• [Stated task]: Skip the pictures. Reproduce all other material exactly.

• [Records supplied]:
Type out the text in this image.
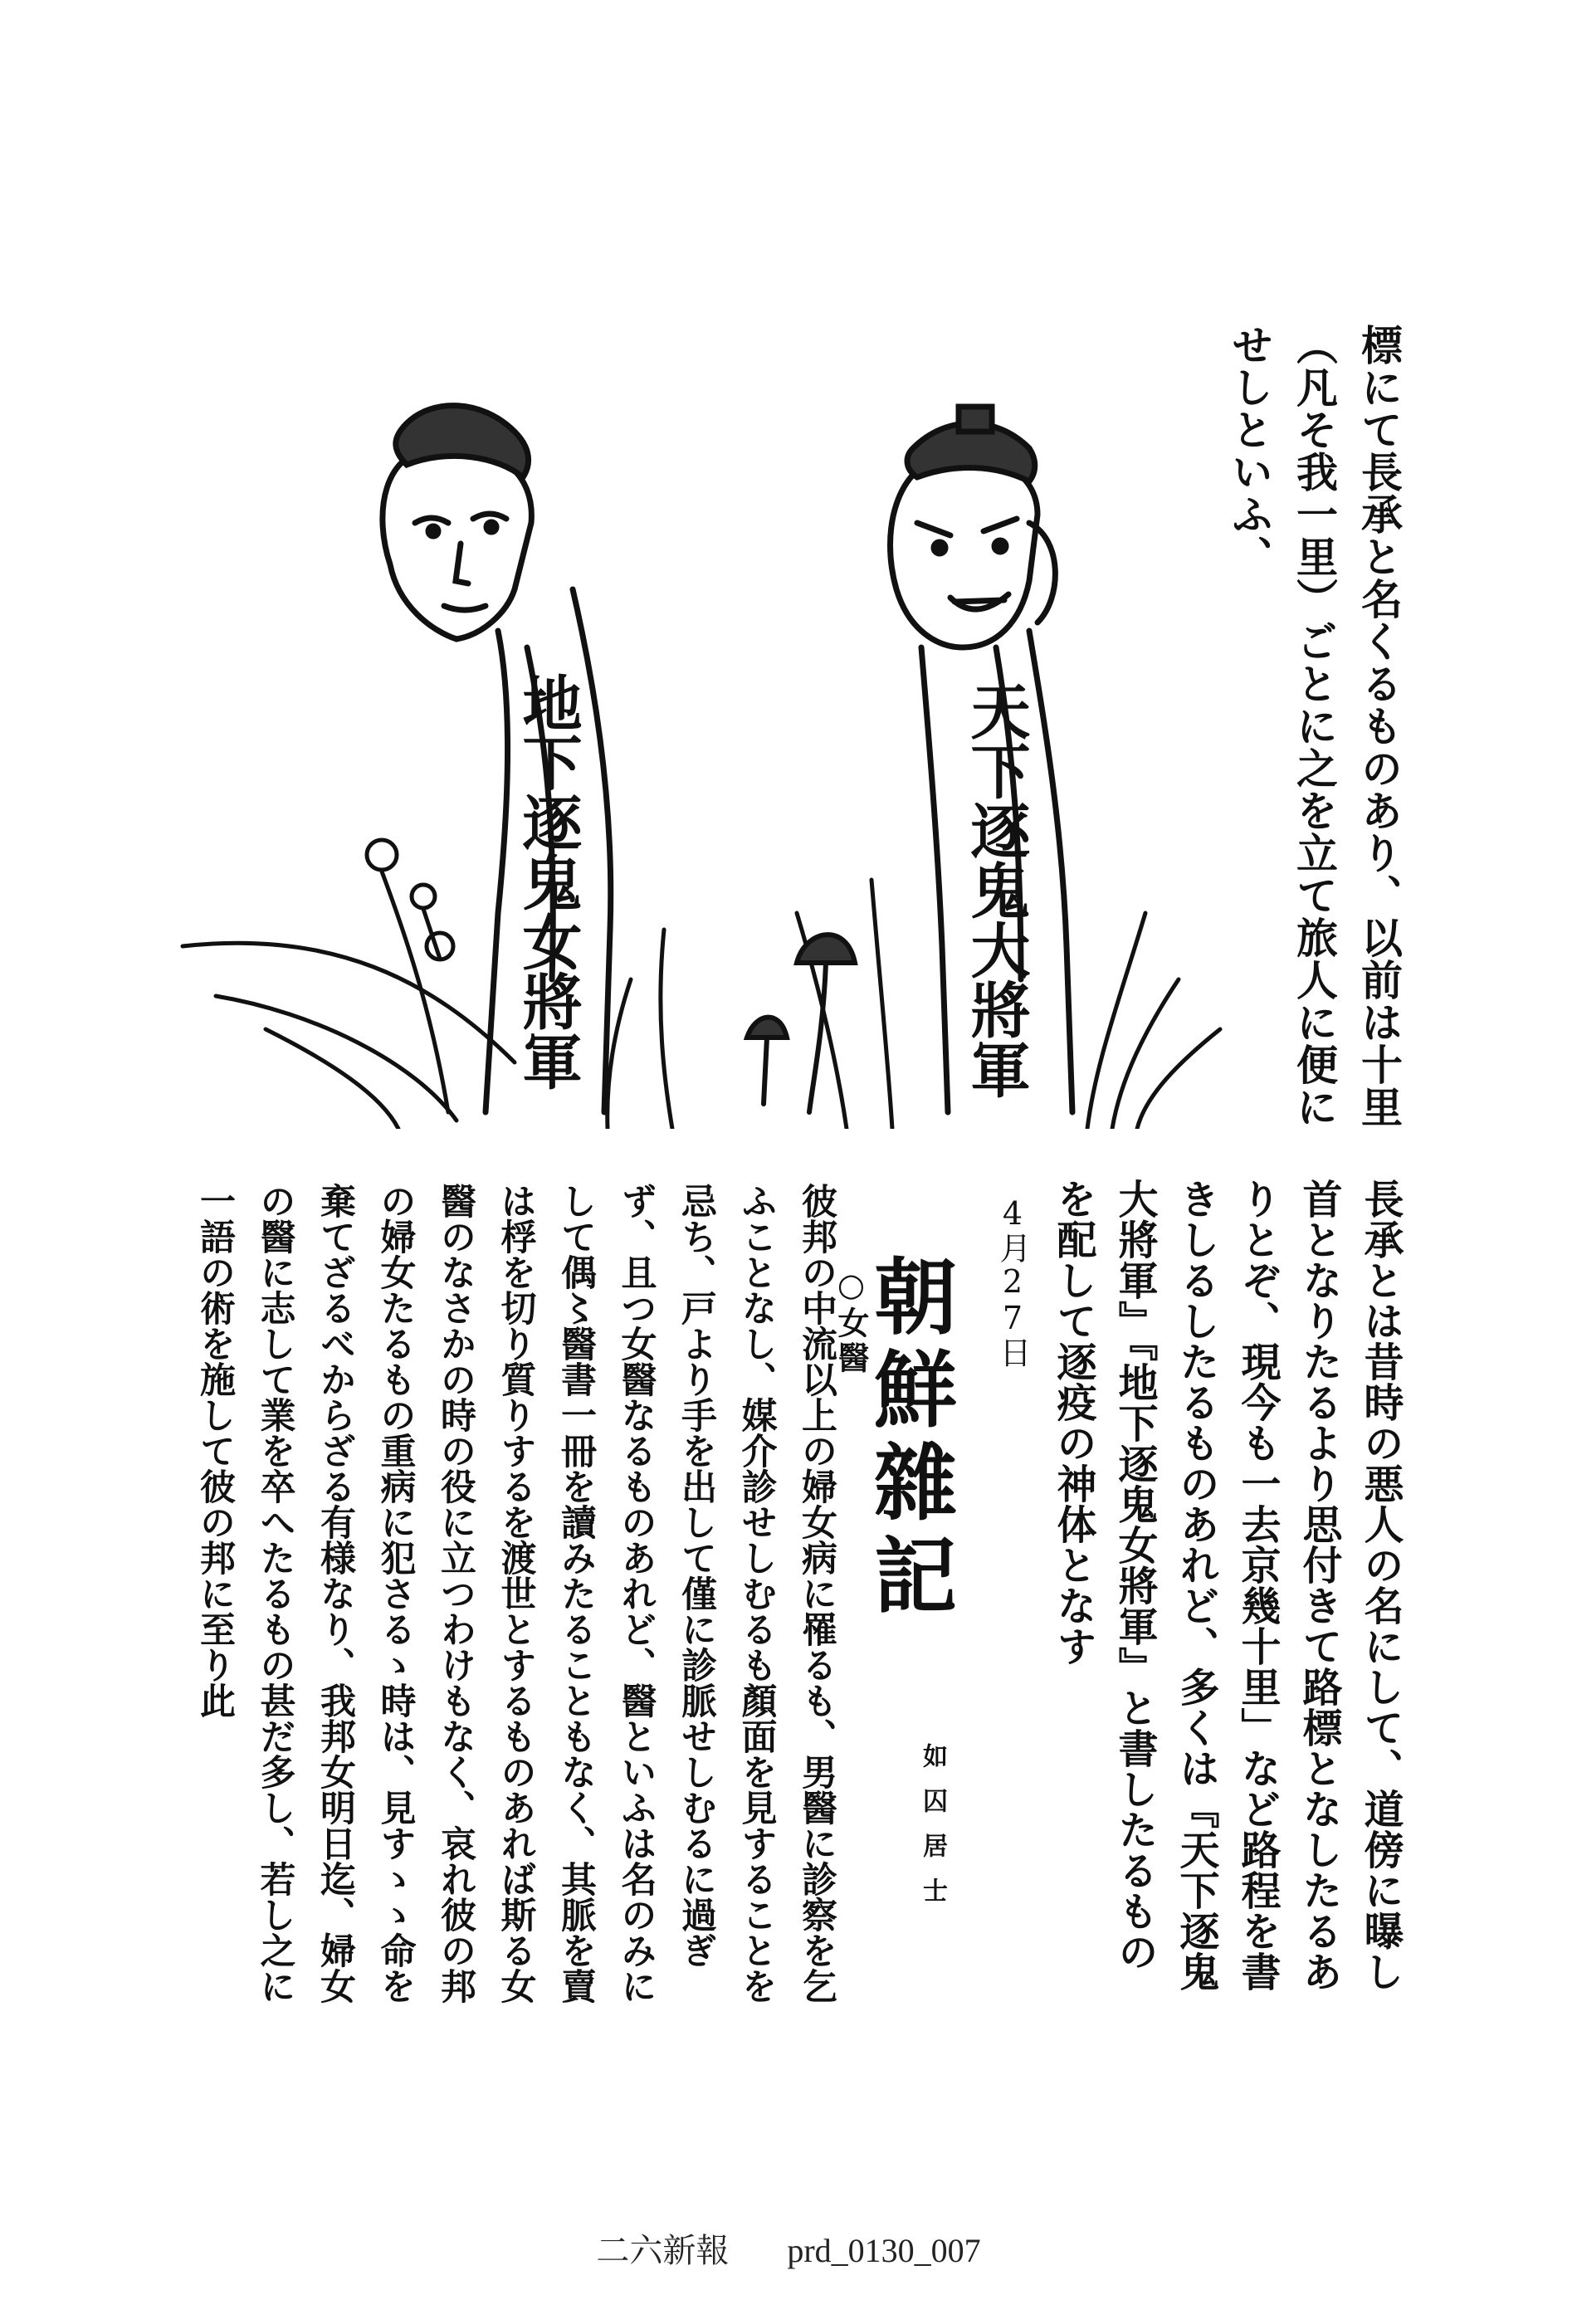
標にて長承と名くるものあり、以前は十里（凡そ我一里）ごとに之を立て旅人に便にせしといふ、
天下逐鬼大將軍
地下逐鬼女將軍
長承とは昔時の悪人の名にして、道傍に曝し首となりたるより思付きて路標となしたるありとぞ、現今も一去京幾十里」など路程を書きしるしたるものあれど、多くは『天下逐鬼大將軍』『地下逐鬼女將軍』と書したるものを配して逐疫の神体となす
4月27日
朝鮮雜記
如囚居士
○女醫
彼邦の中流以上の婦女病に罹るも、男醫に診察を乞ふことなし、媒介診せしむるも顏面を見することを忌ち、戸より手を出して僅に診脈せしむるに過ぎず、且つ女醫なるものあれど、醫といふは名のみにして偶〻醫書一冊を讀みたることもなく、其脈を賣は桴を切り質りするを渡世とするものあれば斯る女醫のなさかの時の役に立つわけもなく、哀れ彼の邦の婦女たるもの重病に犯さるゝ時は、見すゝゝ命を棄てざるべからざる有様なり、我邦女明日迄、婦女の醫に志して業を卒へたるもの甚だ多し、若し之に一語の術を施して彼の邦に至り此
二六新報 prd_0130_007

• [Task solution]:
Type out the text in this image.
標にて長承と名くるものあり、以前は十里（凡そ我一里）ごとに之を立て旅人に便にせしといふ、
天下逐鬼大將軍
地下逐鬼女將軍
長承とは昔時の悪人の名にして、道傍に曝し首となりたるより思付きて路標となしたるありとぞ、現今も一去京幾十里」など路程を書きしるしたるものあれど、多くは『天下逐鬼大將軍』『地下逐鬼女將軍』と書したるものを配して逐疫の神体となす
4月27日
朝鮮雜記
如囚居士
○女醫
彼邦の中流以上の婦女病に罹るも、男醫に診察を乞ふことなし、媒介診せしむるも顏面を見することを忌ち、戸より手を出して僅に診脈せしむるに過ぎず、且つ女醫なるものあれど、醫といふは名のみにして偶〻醫書一冊を讀みたることもなく、其脈を賣は桴を切り質りするを渡世とするものあれば斯る女醫のなさかの時の役に立つわけもなく、哀れ彼の邦の婦女たるもの重病に犯さるゝ時は、見すゝゝ命を棄てざるべからざる有様なり、我邦女明日迄、婦女の醫に志して業を卒へたるもの甚だ多し、若し之に一語の術を施して彼の邦に至り此
二六新報 prd_0130_007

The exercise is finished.